▸ **Problem to solve**:
Arrange the lines of the material between the lines holding "stance-point — [225, 735, 245, 755]" and "y-tick-label: 80 — [72, 265, 118, 309]", inclusive, as a JSON list of strings, one string per line, with blank lines left out.
===== Extracted records
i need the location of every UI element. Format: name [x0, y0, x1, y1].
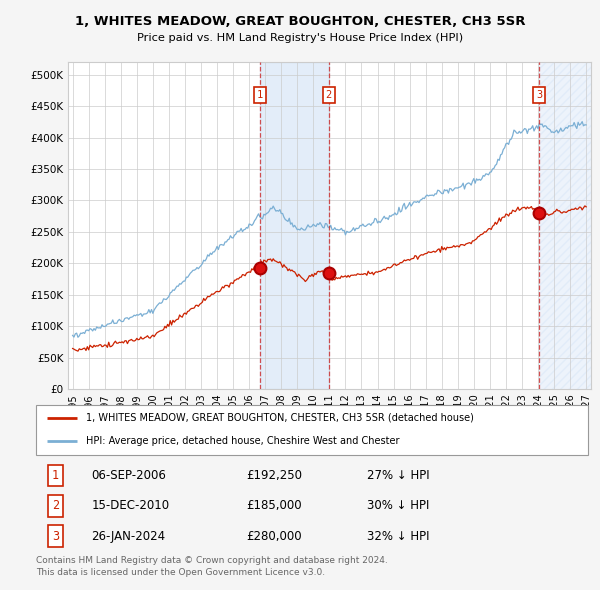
Text: £280,000: £280,000: [246, 530, 301, 543]
Text: 1, WHITES MEADOW, GREAT BOUGHTON, CHESTER, CH3 5SR (detached house): 1, WHITES MEADOW, GREAT BOUGHTON, CHESTE…: [86, 413, 473, 423]
Text: £192,250: £192,250: [246, 469, 302, 482]
Text: This data is licensed under the Open Government Licence v3.0.: This data is licensed under the Open Gov…: [36, 568, 325, 577]
Text: 1: 1: [257, 90, 263, 100]
Text: 2: 2: [326, 90, 332, 100]
Text: 2: 2: [52, 499, 59, 513]
FancyBboxPatch shape: [36, 405, 588, 455]
Text: 27% ↓ HPI: 27% ↓ HPI: [367, 469, 430, 482]
Text: 1, WHITES MEADOW, GREAT BOUGHTON, CHESTER, CH3 5SR: 1, WHITES MEADOW, GREAT BOUGHTON, CHESTE…: [75, 15, 525, 28]
Text: 32% ↓ HPI: 32% ↓ HPI: [367, 530, 430, 543]
Text: 15-DEC-2010: 15-DEC-2010: [91, 499, 169, 513]
Text: 26-JAN-2024: 26-JAN-2024: [91, 530, 166, 543]
Bar: [539, 62, 599, 389]
Text: Price paid vs. HM Land Registry's House Price Index (HPI): Price paid vs. HM Land Registry's House …: [137, 33, 463, 43]
Text: 06-SEP-2006: 06-SEP-2006: [91, 469, 166, 482]
Bar: [260, 62, 329, 389]
Text: HPI: Average price, detached house, Cheshire West and Chester: HPI: Average price, detached house, Ches…: [86, 437, 399, 447]
Text: 3: 3: [52, 530, 59, 543]
Text: 3: 3: [536, 90, 542, 100]
Text: 1: 1: [52, 469, 59, 482]
Text: Contains HM Land Registry data © Crown copyright and database right 2024.: Contains HM Land Registry data © Crown c…: [36, 556, 388, 565]
Text: 30% ↓ HPI: 30% ↓ HPI: [367, 499, 430, 513]
Text: £185,000: £185,000: [246, 499, 301, 513]
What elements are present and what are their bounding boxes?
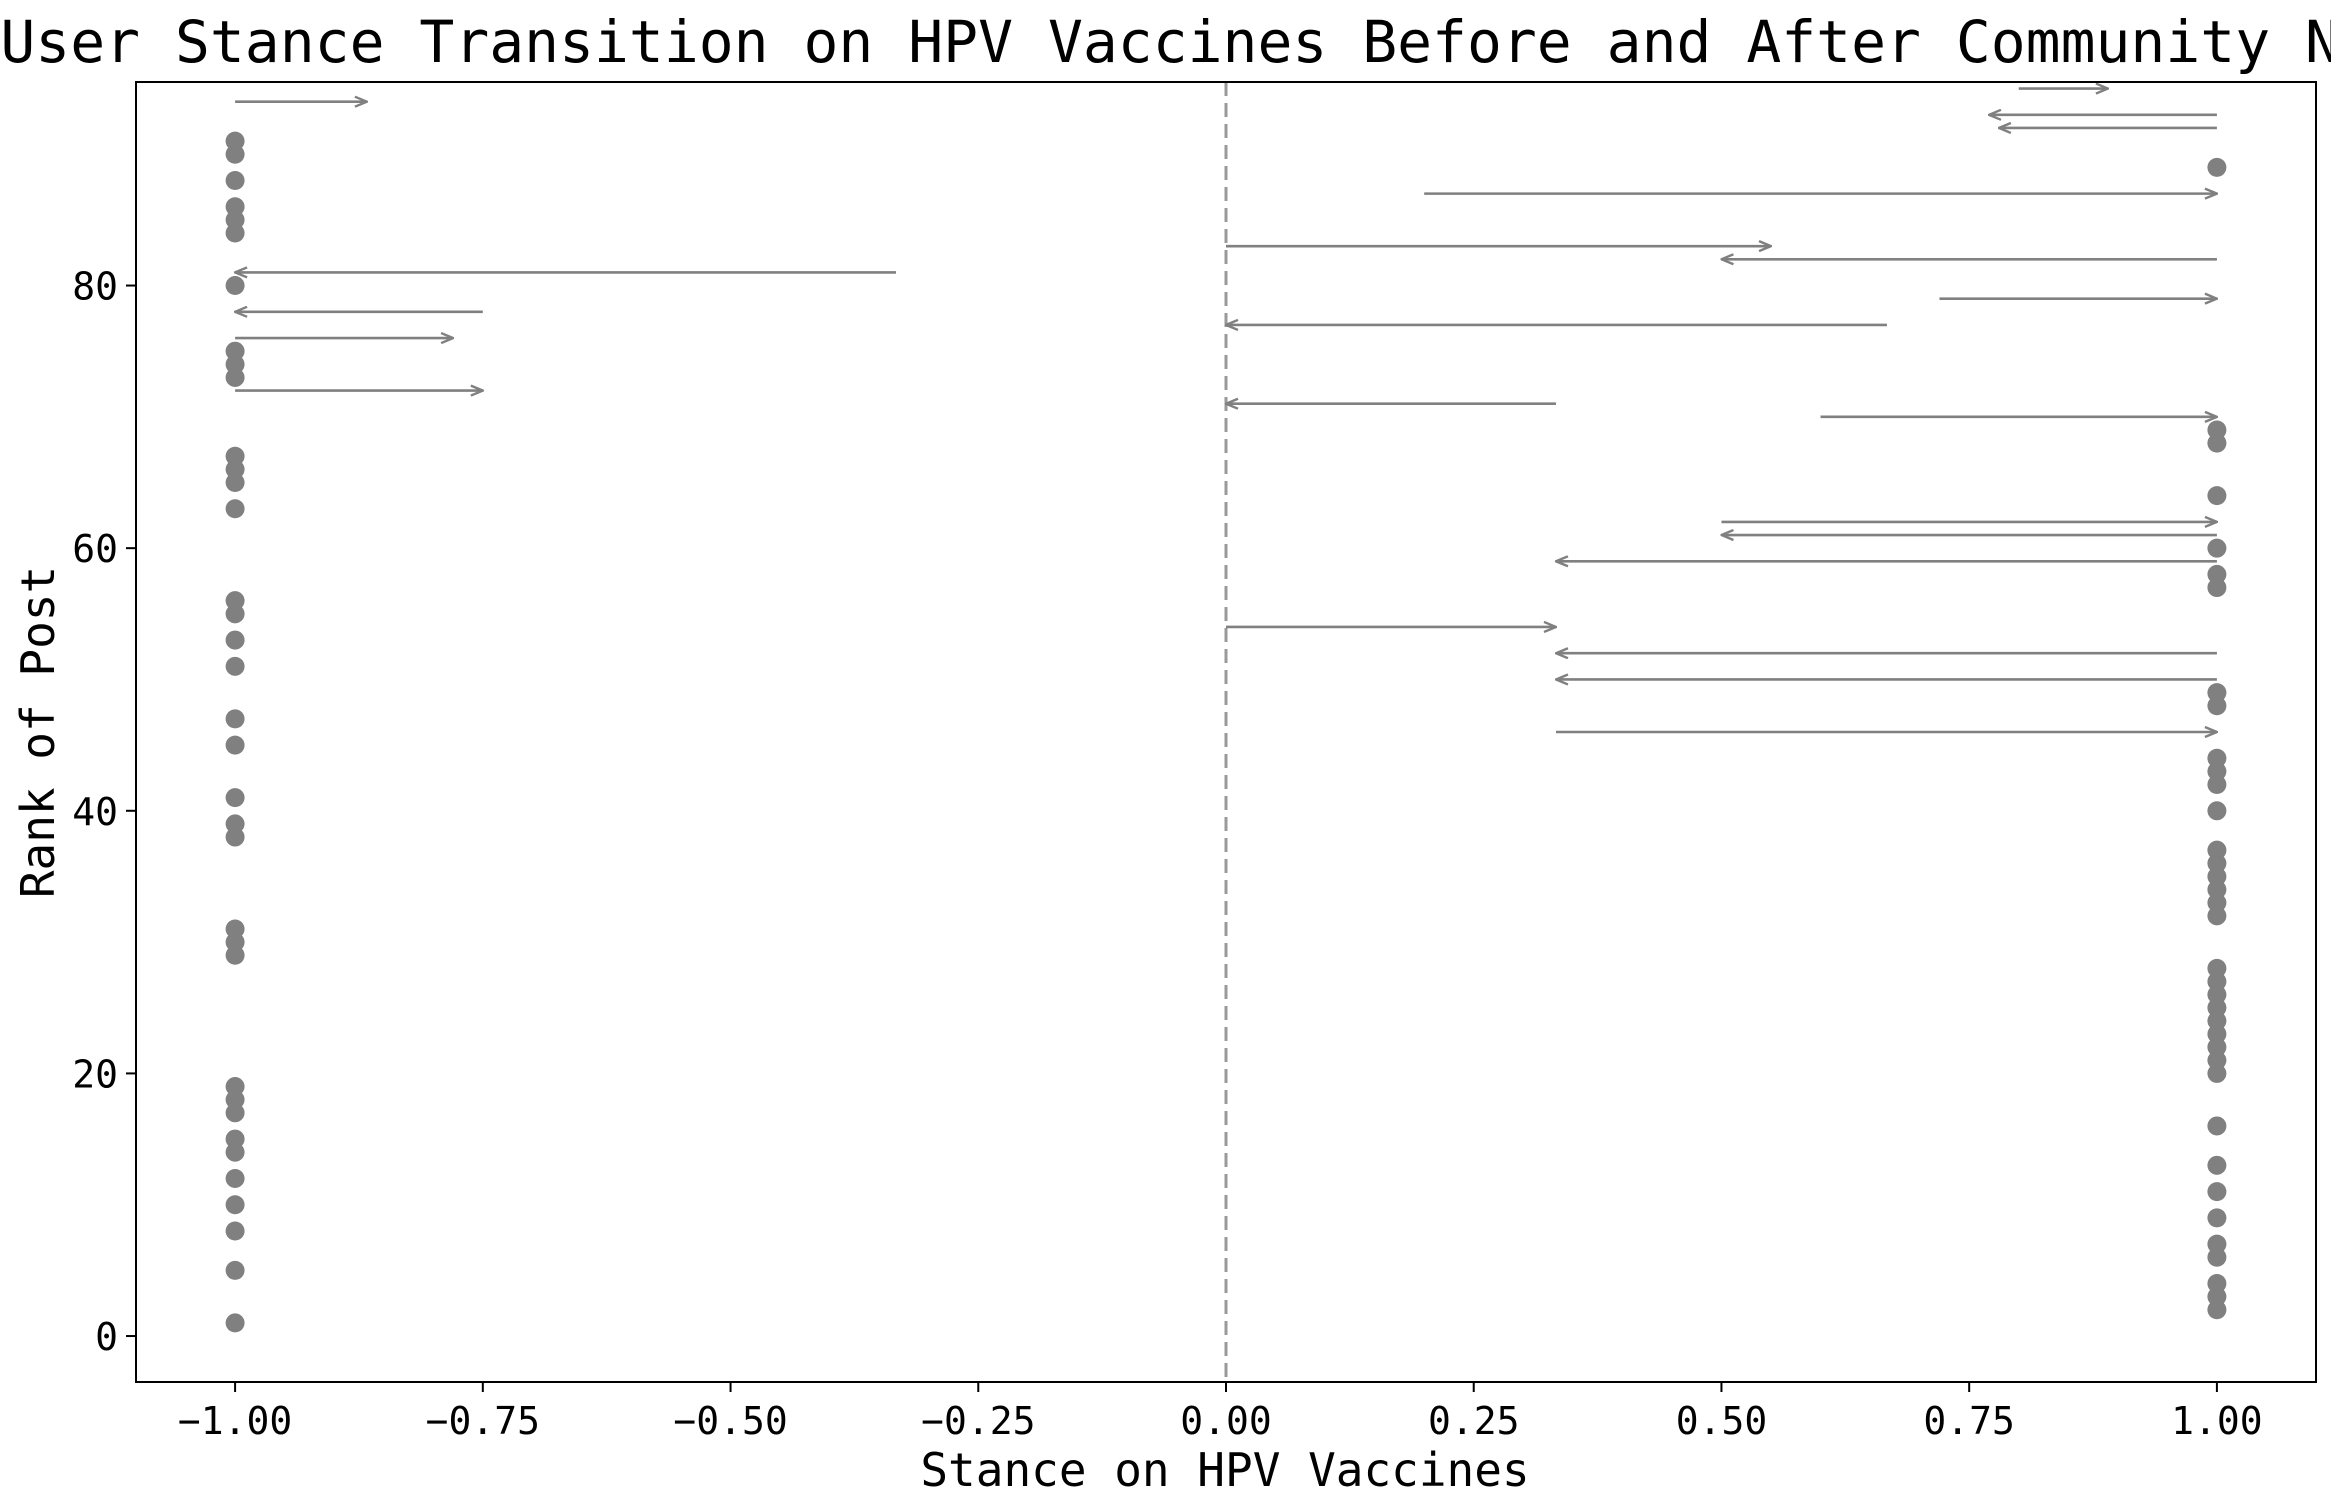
stance-point — [225, 735, 245, 755]
stance-point — [2207, 906, 2227, 926]
stance-point — [225, 499, 245, 519]
stance-point — [225, 656, 245, 676]
x-tick-label: −0.50 — [673, 1399, 787, 1443]
x-axis-label: Stance on HPV Vaccines — [920, 1443, 1529, 1497]
stance-point — [225, 1221, 245, 1241]
y-tick-label: 80 — [72, 265, 118, 309]
stance-point — [225, 919, 245, 939]
stance-point — [225, 1077, 245, 1097]
stance-point — [2207, 538, 2227, 558]
stance-point — [2207, 486, 2227, 506]
stance-point — [2207, 1050, 2227, 1070]
stance-point — [2207, 880, 2227, 900]
chart-title: User Stance Transition on HPV Vaccines B… — [0, 8, 2331, 76]
stance-point — [2207, 1274, 2227, 1294]
stance-point — [225, 604, 245, 624]
x-tick-label: 1.00 — [2171, 1399, 2263, 1443]
x-axis-ticks: −1.00 −0.75 −0.50 −0.25 0.00 0.25 0.50 0.75 1.00 — [178, 1382, 2263, 1443]
stance-point — [2207, 578, 2227, 598]
stance-point — [2207, 840, 2227, 860]
stance-point — [225, 459, 245, 479]
x-tick-label: 0.25 — [1428, 1399, 1520, 1443]
stance-point — [225, 131, 245, 151]
stance-point — [2207, 985, 2227, 1005]
plot-area — [225, 82, 2227, 1382]
stance-point — [2207, 998, 2227, 1018]
x-tick-label: −1.00 — [178, 1399, 292, 1443]
stance-point — [2207, 748, 2227, 768]
stance-point — [2207, 1234, 2227, 1254]
stance-point — [225, 276, 245, 296]
stance-point — [225, 473, 245, 493]
stance-point — [225, 1313, 245, 1333]
stance-point — [2207, 775, 2227, 795]
stance-point — [2207, 1063, 2227, 1083]
stance-point — [2207, 564, 2227, 584]
stance-point — [225, 1103, 245, 1123]
x-tick-label: 0.50 — [1676, 1399, 1768, 1443]
stance-point — [2207, 157, 2227, 177]
stance-point — [2207, 1247, 2227, 1267]
x-tick-label: −0.75 — [426, 1399, 540, 1443]
stance-point — [225, 827, 245, 847]
stance-point — [225, 354, 245, 374]
stance-point — [2207, 1011, 2227, 1031]
stance-point — [2207, 1155, 2227, 1175]
stance-point — [225, 945, 245, 965]
stance-point — [225, 1260, 245, 1280]
stance-point — [225, 341, 245, 361]
stance-point — [225, 630, 245, 650]
stance-point — [2207, 866, 2227, 886]
stance-point — [225, 1168, 245, 1188]
stance-point — [2207, 1037, 2227, 1057]
stance-point — [2207, 958, 2227, 978]
stance-point — [225, 1195, 245, 1215]
y-tick-label: 0 — [95, 1315, 118, 1359]
stance-point — [2207, 420, 2227, 440]
stance-point — [225, 1129, 245, 1149]
stance-point — [225, 1142, 245, 1162]
stance-point — [225, 210, 245, 230]
stance-point — [225, 223, 245, 243]
y-axis-label: Rank of Post — [11, 566, 65, 898]
stance-point — [2207, 893, 2227, 913]
stance-point — [2207, 1208, 2227, 1228]
stance-point — [2207, 433, 2227, 453]
stance-point — [2207, 761, 2227, 781]
x-tick-label: −0.25 — [921, 1399, 1035, 1443]
stance-point — [225, 591, 245, 611]
stance-point — [225, 814, 245, 834]
stance-point — [225, 788, 245, 808]
stance-point — [2207, 683, 2227, 703]
stance-point — [225, 367, 245, 387]
stance-point — [2207, 971, 2227, 991]
x-tick-label: 0.00 — [1180, 1399, 1272, 1443]
stance-point — [225, 932, 245, 952]
stance-point — [225, 197, 245, 217]
stance-point — [225, 170, 245, 190]
y-tick-label: 20 — [72, 1052, 118, 1096]
y-axis-ticks: 0 20 40 60 80 — [72, 265, 136, 1359]
stance-point — [2207, 1024, 2227, 1044]
stance-point — [225, 709, 245, 729]
stance-point — [2207, 696, 2227, 716]
stance-point — [2207, 1300, 2227, 1320]
stance-point — [225, 144, 245, 164]
y-tick-label: 60 — [72, 527, 118, 571]
stance-point — [2207, 1116, 2227, 1136]
stance-point — [225, 446, 245, 466]
stance-point — [2207, 1287, 2227, 1307]
stance-point — [225, 1090, 245, 1110]
y-tick-label: 40 — [72, 790, 118, 834]
stance-point — [2207, 1182, 2227, 1202]
stance-point — [2207, 853, 2227, 873]
stance-point — [2207, 801, 2227, 821]
x-tick-label: 0.75 — [1923, 1399, 2015, 1443]
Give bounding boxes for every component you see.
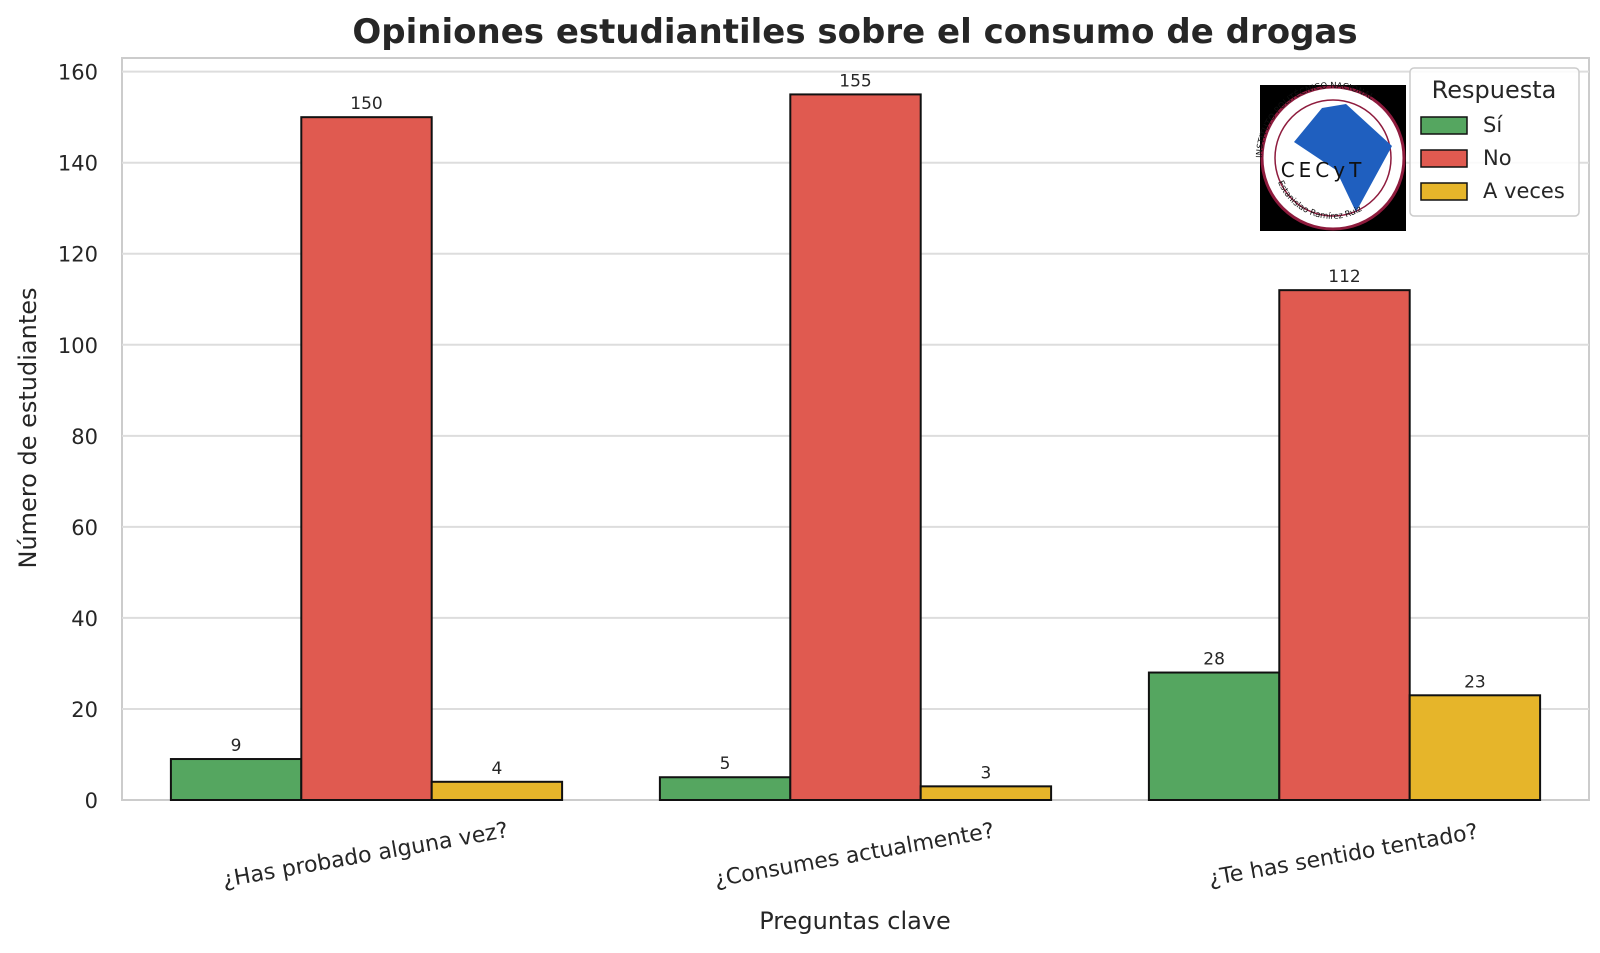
x-tick-label: ¿Te has sentido tentado? [1207,820,1480,892]
data-label: 4 [491,759,502,779]
bar [1408,694,1542,801]
x-tick-labels: ¿Has probado alguna vez? ¿Consumes actual… [221,818,1481,893]
legend-swatch [1420,149,1468,168]
y-axis-label: Número de estudiantes [14,288,42,569]
x-tick-label: ¿Consumes actualmente? [712,819,996,893]
legend-label: No [1483,146,1512,170]
data-label: 9 [231,736,242,756]
data-label: 150 [350,94,382,114]
logo: INSTITUTO POLITÉCNICO NACIONAL CECyT Est… [1255,81,1406,231]
legend-swatch [1420,182,1468,201]
legend: Respuesta Sí No A veces [1409,67,1580,217]
y-tick-labels: 0 20 40 60 80 100 120 140 160 [58,61,98,813]
data-label: 3 [980,763,991,783]
y-tick-label: 0 [85,789,98,813]
legend-items: Sí No A veces [1420,113,1565,203]
bar [169,758,303,802]
bars [169,93,1542,802]
x-axis-label: Preguntas clave [759,907,951,935]
logo-center-text: CECyT [1281,158,1366,182]
bar [430,780,564,801]
logo-fan-icon [1294,104,1392,212]
bar [1147,671,1281,801]
legend-label: Sí [1483,113,1503,137]
legend-swatch [1420,116,1468,135]
y-tick-label: 60 [71,516,98,540]
data-label: 112 [1328,267,1360,287]
data-label: 28 [1203,650,1225,670]
y-tick-label: 120 [58,243,98,267]
y-tick-label: 160 [58,61,98,85]
x-tick-label: ¿Has probado alguna vez? [221,818,511,893]
data-labels: 9 150 4 5 155 3 28 112 23 [231,71,1486,783]
legend-box [1409,67,1580,217]
bar [919,785,1053,802]
y-tick-label: 40 [71,607,98,631]
y-tick-label: 20 [71,698,98,722]
y-tick-label: 80 [71,425,98,449]
legend-title: Respuesta [1432,76,1557,104]
data-label: 5 [720,754,731,774]
data-label: 155 [839,71,871,91]
bar [1278,289,1411,801]
bar [300,116,433,801]
legend-label: A veces [1483,179,1565,203]
chart-title: Opiniones estudiantiles sobre el consumo… [352,12,1357,52]
bar [658,776,792,801]
data-label: 23 [1464,672,1486,692]
y-tick-label: 100 [58,334,98,358]
y-tick-label: 140 [58,152,98,176]
bar [789,93,922,801]
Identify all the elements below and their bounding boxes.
==========
▸ **The reply**:
[
  "stance-point — [225, 735, 245, 755]",
  "stance-point — [2207, 906, 2227, 926]",
  "stance-point — [225, 499, 245, 519]",
  "stance-point — [225, 656, 245, 676]",
  "x-tick-label: −0.50 — [673, 1399, 787, 1443]",
  "x-axis-label: Stance on HPV Vaccines — [920, 1443, 1529, 1497]",
  "stance-point — [225, 1221, 245, 1241]",
  "y-tick-label: 80 — [72, 265, 118, 309]"
]